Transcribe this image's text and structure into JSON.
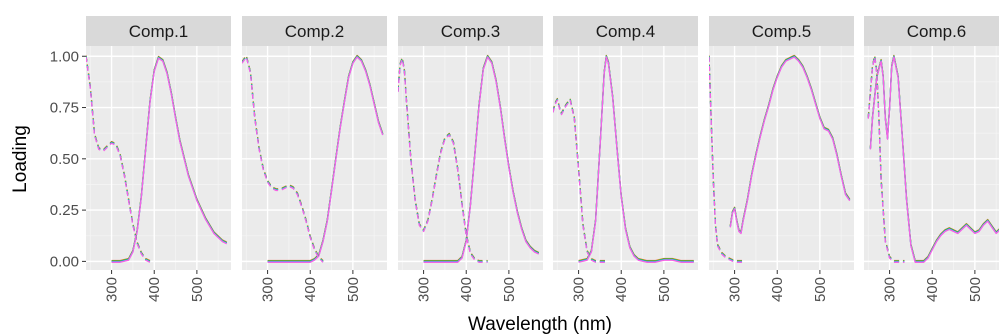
{
  "chart_data": {
    "type": "line",
    "facets": [
      "Comp.1",
      "Comp.2",
      "Comp.3",
      "Comp.4",
      "Comp.5",
      "Comp.6"
    ],
    "xlabel": "Wavelength (nm)",
    "ylabel": "Loading",
    "ylim": [
      0,
      1.05
    ],
    "xlim": [
      240,
      580
    ],
    "x_ticks": [
      300,
      400,
      500
    ],
    "y_ticks": [
      0,
      0.25,
      0.5,
      0.75,
      1.0
    ],
    "y_tick_labels": [
      "0.00",
      "0.25",
      "0.50",
      "0.75",
      "1.00"
    ],
    "grid": true,
    "line_types": {
      "solid": "emission",
      "dashed": "excitation"
    },
    "series_colors": [
      "#F8766D",
      "#B79F00",
      "#00BA38",
      "#00BFC4",
      "#619CFF",
      "#F564E3"
    ],
    "panels": [
      {
        "name": "Comp.1",
        "excitation": {
          "x": [
            240,
            250,
            260,
            270,
            280,
            290,
            300,
            310,
            320,
            330,
            340,
            350,
            360,
            370,
            380,
            390
          ],
          "y": [
            1.0,
            0.85,
            0.62,
            0.55,
            0.54,
            0.56,
            0.58,
            0.57,
            0.52,
            0.42,
            0.3,
            0.18,
            0.09,
            0.04,
            0.01,
            0.0
          ]
        },
        "emission": {
          "x": [
            300,
            320,
            340,
            350,
            360,
            370,
            380,
            390,
            400,
            410,
            420,
            430,
            440,
            450,
            460,
            480,
            500,
            520,
            540,
            560,
            570
          ],
          "y": [
            0.0,
            0.0,
            0.01,
            0.05,
            0.15,
            0.32,
            0.55,
            0.78,
            0.93,
            0.995,
            0.98,
            0.92,
            0.82,
            0.7,
            0.59,
            0.42,
            0.3,
            0.21,
            0.14,
            0.1,
            0.09
          ]
        }
      },
      {
        "name": "Comp.2",
        "excitation": {
          "x": [
            240,
            250,
            260,
            270,
            280,
            290,
            300,
            310,
            320,
            330,
            340,
            350,
            360,
            370,
            380,
            390,
            400,
            410,
            420,
            430
          ],
          "y": [
            0.97,
            1.0,
            0.92,
            0.7,
            0.55,
            0.45,
            0.39,
            0.36,
            0.35,
            0.35,
            0.36,
            0.37,
            0.36,
            0.33,
            0.27,
            0.2,
            0.12,
            0.06,
            0.02,
            0.0
          ]
        },
        "emission": {
          "x": [
            300,
            340,
            380,
            400,
            410,
            420,
            430,
            440,
            450,
            460,
            470,
            480,
            490,
            500,
            510,
            520,
            530,
            540,
            550,
            560,
            570
          ],
          "y": [
            0.0,
            0.0,
            0.0,
            0.0,
            0.01,
            0.03,
            0.1,
            0.2,
            0.35,
            0.5,
            0.65,
            0.78,
            0.9,
            0.97,
            1.0,
            0.98,
            0.93,
            0.86,
            0.77,
            0.68,
            0.62
          ]
        }
      },
      {
        "name": "Comp.3",
        "excitation": {
          "x": [
            240,
            245,
            250,
            255,
            260,
            270,
            280,
            290,
            300,
            310,
            320,
            330,
            340,
            350,
            360,
            370,
            380,
            390,
            400,
            410,
            420,
            430,
            440,
            450
          ],
          "y": [
            0.83,
            0.96,
            0.99,
            0.93,
            0.78,
            0.5,
            0.3,
            0.18,
            0.15,
            0.2,
            0.3,
            0.42,
            0.53,
            0.6,
            0.62,
            0.58,
            0.45,
            0.28,
            0.13,
            0.04,
            0.01,
            0.0,
            0.0,
            0.0
          ]
        },
        "emission": {
          "x": [
            300,
            340,
            360,
            380,
            390,
            400,
            410,
            420,
            430,
            440,
            450,
            460,
            470,
            480,
            490,
            500,
            510,
            520,
            530,
            540,
            550,
            560,
            570
          ],
          "y": [
            0.0,
            0.0,
            0.0,
            0.0,
            0.02,
            0.1,
            0.28,
            0.52,
            0.76,
            0.94,
            1.0,
            0.97,
            0.88,
            0.75,
            0.6,
            0.46,
            0.34,
            0.24,
            0.16,
            0.1,
            0.07,
            0.05,
            0.04
          ]
        }
      },
      {
        "name": "Comp.4",
        "excitation": {
          "x": [
            240,
            245,
            250,
            255,
            260,
            270,
            280,
            290,
            300,
            310,
            320,
            330,
            340,
            350,
            360,
            370
          ],
          "y": [
            0.73,
            0.77,
            0.79,
            0.75,
            0.72,
            0.76,
            0.79,
            0.7,
            0.45,
            0.18,
            0.05,
            0.01,
            0.0,
            0.0,
            0.0,
            0.0
          ]
        },
        "emission": {
          "x": [
            300,
            320,
            330,
            340,
            350,
            360,
            365,
            370,
            380,
            390,
            400,
            410,
            420,
            430,
            440,
            460,
            480,
            500,
            520,
            540,
            560,
            570
          ],
          "y": [
            0.0,
            0.01,
            0.05,
            0.2,
            0.55,
            0.92,
            1.0,
            0.97,
            0.8,
            0.55,
            0.32,
            0.16,
            0.07,
            0.03,
            0.01,
            0.0,
            0.0,
            0.01,
            0.01,
            0.0,
            0.0,
            0.0
          ]
        }
      },
      {
        "name": "Comp.5",
        "excitation": {
          "x": [
            240,
            245,
            250,
            255,
            260,
            270,
            280,
            290,
            300,
            310,
            320
          ],
          "y": [
            1.0,
            0.7,
            0.4,
            0.18,
            0.08,
            0.04,
            0.02,
            0.01,
            0.0,
            0.0,
            0.0
          ]
        },
        "emission": {
          "x": [
            290,
            295,
            300,
            305,
            310,
            315,
            320,
            330,
            340,
            350,
            360,
            370,
            380,
            390,
            400,
            410,
            420,
            430,
            440,
            450,
            460,
            470,
            480,
            490,
            500,
            510,
            520,
            530,
            540,
            550,
            560,
            570
          ],
          "y": [
            0.17,
            0.24,
            0.26,
            0.2,
            0.15,
            0.14,
            0.2,
            0.3,
            0.42,
            0.52,
            0.61,
            0.69,
            0.76,
            0.84,
            0.9,
            0.95,
            0.98,
            0.99,
            1.0,
            0.98,
            0.95,
            0.9,
            0.84,
            0.77,
            0.7,
            0.65,
            0.64,
            0.6,
            0.52,
            0.42,
            0.33,
            0.3
          ]
        }
      },
      {
        "name": "Comp.6",
        "excitation": {
          "x": [
            250,
            260,
            265,
            270,
            275,
            280,
            290,
            300,
            310,
            320,
            330,
            335
          ],
          "y": [
            0.7,
            0.95,
            1.0,
            0.92,
            0.7,
            0.4,
            0.1,
            0.02,
            0.0,
            0.0,
            0.0,
            0.0
          ]
        },
        "emission": {
          "x": [
            255,
            260,
            270,
            280,
            285,
            290,
            295,
            300,
            305,
            310,
            320,
            330,
            340,
            350,
            360,
            370,
            380,
            390,
            400,
            410,
            420,
            430,
            440,
            450,
            460,
            470,
            480,
            490,
            500,
            510,
            520,
            530,
            540,
            550,
            560,
            570
          ],
          "y": [
            0.55,
            0.7,
            0.9,
            0.98,
            0.9,
            0.7,
            0.6,
            0.75,
            0.95,
            1.0,
            0.9,
            0.6,
            0.3,
            0.08,
            0.0,
            0.0,
            0.0,
            0.02,
            0.06,
            0.1,
            0.13,
            0.15,
            0.16,
            0.15,
            0.14,
            0.16,
            0.18,
            0.16,
            0.14,
            0.15,
            0.18,
            0.2,
            0.17,
            0.14,
            0.16,
            0.2
          ]
        }
      }
    ]
  }
}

════════════════════

_Problem requirements_.
Reproduce every record above exactly, but leave out the pictures.

_Right answer_.
Transcribe this image's text and structure into JSON.
{
  "chart_data": {
    "type": "line",
    "facets": [
      "Comp.1",
      "Comp.2",
      "Comp.3",
      "Comp.4",
      "Comp.5",
      "Comp.6"
    ],
    "xlabel": "Wavelength (nm)",
    "ylabel": "Loading",
    "ylim": [
      0,
      1.05
    ],
    "xlim": [
      240,
      580
    ],
    "x_ticks": [
      300,
      400,
      500
    ],
    "y_ticks": [
      0,
      0.25,
      0.5,
      0.75,
      1.0
    ],
    "y_tick_labels": [
      "0.00",
      "0.25",
      "0.50",
      "0.75",
      "1.00"
    ],
    "grid": true,
    "line_types": {
      "solid": "emission",
      "dashed": "excitation"
    },
    "series_colors": [
      "#F8766D",
      "#B79F00",
      "#00BA38",
      "#00BFC4",
      "#619CFF",
      "#F564E3"
    ],
    "panels": [
      {
        "name": "Comp.1",
        "excitation": {
          "x": [
            240,
            250,
            260,
            270,
            280,
            290,
            300,
            310,
            320,
            330,
            340,
            350,
            360,
            370,
            380,
            390
          ],
          "y": [
            1.0,
            0.85,
            0.62,
            0.55,
            0.54,
            0.56,
            0.58,
            0.57,
            0.52,
            0.42,
            0.3,
            0.18,
            0.09,
            0.04,
            0.01,
            0.0
          ]
        },
        "emission": {
          "x": [
            300,
            320,
            340,
            350,
            360,
            370,
            380,
            390,
            400,
            410,
            420,
            430,
            440,
            450,
            460,
            480,
            500,
            520,
            540,
            560,
            570
          ],
          "y": [
            0.0,
            0.0,
            0.01,
            0.05,
            0.15,
            0.32,
            0.55,
            0.78,
            0.93,
            0.995,
            0.98,
            0.92,
            0.82,
            0.7,
            0.59,
            0.42,
            0.3,
            0.21,
            0.14,
            0.1,
            0.09
          ]
        }
      },
      {
        "name": "Comp.2",
        "excitation": {
          "x": [
            240,
            250,
            260,
            270,
            280,
            290,
            300,
            310,
            320,
            330,
            340,
            350,
            360,
            370,
            380,
            390,
            400,
            410,
            420,
            430
          ],
          "y": [
            0.97,
            1.0,
            0.92,
            0.7,
            0.55,
            0.45,
            0.39,
            0.36,
            0.35,
            0.35,
            0.36,
            0.37,
            0.36,
            0.33,
            0.27,
            0.2,
            0.12,
            0.06,
            0.02,
            0.0
          ]
        },
        "emission": {
          "x": [
            300,
            340,
            380,
            400,
            410,
            420,
            430,
            440,
            450,
            460,
            470,
            480,
            490,
            500,
            510,
            520,
            530,
            540,
            550,
            560,
            570
          ],
          "y": [
            0.0,
            0.0,
            0.0,
            0.0,
            0.01,
            0.03,
            0.1,
            0.2,
            0.35,
            0.5,
            0.65,
            0.78,
            0.9,
            0.97,
            1.0,
            0.98,
            0.93,
            0.86,
            0.77,
            0.68,
            0.62
          ]
        }
      },
      {
        "name": "Comp.3",
        "excitation": {
          "x": [
            240,
            245,
            250,
            255,
            260,
            270,
            280,
            290,
            300,
            310,
            320,
            330,
            340,
            350,
            360,
            370,
            380,
            390,
            400,
            410,
            420,
            430,
            440,
            450
          ],
          "y": [
            0.83,
            0.96,
            0.99,
            0.93,
            0.78,
            0.5,
            0.3,
            0.18,
            0.15,
            0.2,
            0.3,
            0.42,
            0.53,
            0.6,
            0.62,
            0.58,
            0.45,
            0.28,
            0.13,
            0.04,
            0.01,
            0.0,
            0.0,
            0.0
          ]
        },
        "emission": {
          "x": [
            300,
            340,
            360,
            380,
            390,
            400,
            410,
            420,
            430,
            440,
            450,
            460,
            470,
            480,
            490,
            500,
            510,
            520,
            530,
            540,
            550,
            560,
            570
          ],
          "y": [
            0.0,
            0.0,
            0.0,
            0.0,
            0.02,
            0.1,
            0.28,
            0.52,
            0.76,
            0.94,
            1.0,
            0.97,
            0.88,
            0.75,
            0.6,
            0.46,
            0.34,
            0.24,
            0.16,
            0.1,
            0.07,
            0.05,
            0.04
          ]
        }
      },
      {
        "name": "Comp.4",
        "excitation": {
          "x": [
            240,
            245,
            250,
            255,
            260,
            270,
            280,
            290,
            300,
            310,
            320,
            330,
            340,
            350,
            360,
            370
          ],
          "y": [
            0.73,
            0.77,
            0.79,
            0.75,
            0.72,
            0.76,
            0.79,
            0.7,
            0.45,
            0.18,
            0.05,
            0.01,
            0.0,
            0.0,
            0.0,
            0.0
          ]
        },
        "emission": {
          "x": [
            300,
            320,
            330,
            340,
            350,
            360,
            365,
            370,
            380,
            390,
            400,
            410,
            420,
            430,
            440,
            460,
            480,
            500,
            520,
            540,
            560,
            570
          ],
          "y": [
            0.0,
            0.01,
            0.05,
            0.2,
            0.55,
            0.92,
            1.0,
            0.97,
            0.8,
            0.55,
            0.32,
            0.16,
            0.07,
            0.03,
            0.01,
            0.0,
            0.0,
            0.01,
            0.01,
            0.0,
            0.0,
            0.0
          ]
        }
      },
      {
        "name": "Comp.5",
        "excitation": {
          "x": [
            240,
            245,
            250,
            255,
            260,
            270,
            280,
            290,
            300,
            310,
            320
          ],
          "y": [
            1.0,
            0.7,
            0.4,
            0.18,
            0.08,
            0.04,
            0.02,
            0.01,
            0.0,
            0.0,
            0.0
          ]
        },
        "emission": {
          "x": [
            290,
            295,
            300,
            305,
            310,
            315,
            320,
            330,
            340,
            350,
            360,
            370,
            380,
            390,
            400,
            410,
            420,
            430,
            440,
            450,
            460,
            470,
            480,
            490,
            500,
            510,
            520,
            530,
            540,
            550,
            560,
            570
          ],
          "y": [
            0.17,
            0.24,
            0.26,
            0.2,
            0.15,
            0.14,
            0.2,
            0.3,
            0.42,
            0.52,
            0.61,
            0.69,
            0.76,
            0.84,
            0.9,
            0.95,
            0.98,
            0.99,
            1.0,
            0.98,
            0.95,
            0.9,
            0.84,
            0.77,
            0.7,
            0.65,
            0.64,
            0.6,
            0.52,
            0.42,
            0.33,
            0.3
          ]
        }
      },
      {
        "name": "Comp.6",
        "excitation": {
          "x": [
            250,
            260,
            265,
            270,
            275,
            280,
            290,
            300,
            310,
            320,
            330,
            335
          ],
          "y": [
            0.7,
            0.95,
            1.0,
            0.92,
            0.7,
            0.4,
            0.1,
            0.02,
            0.0,
            0.0,
            0.0,
            0.0
          ]
        },
        "emission": {
          "x": [
            255,
            260,
            270,
            280,
            285,
            290,
            295,
            300,
            305,
            310,
            320,
            330,
            340,
            350,
            360,
            370,
            380,
            390,
            400,
            410,
            420,
            430,
            440,
            450,
            460,
            470,
            480,
            490,
            500,
            510,
            520,
            530,
            540,
            550,
            560,
            570
          ],
          "y": [
            0.55,
            0.7,
            0.9,
            0.98,
            0.9,
            0.7,
            0.6,
            0.75,
            0.95,
            1.0,
            0.9,
            0.6,
            0.3,
            0.08,
            0.0,
            0.0,
            0.0,
            0.02,
            0.06,
            0.1,
            0.13,
            0.15,
            0.16,
            0.15,
            0.14,
            0.16,
            0.18,
            0.16,
            0.14,
            0.15,
            0.18,
            0.2,
            0.17,
            0.14,
            0.16,
            0.2
          ]
        }
      }
    ]
  }
}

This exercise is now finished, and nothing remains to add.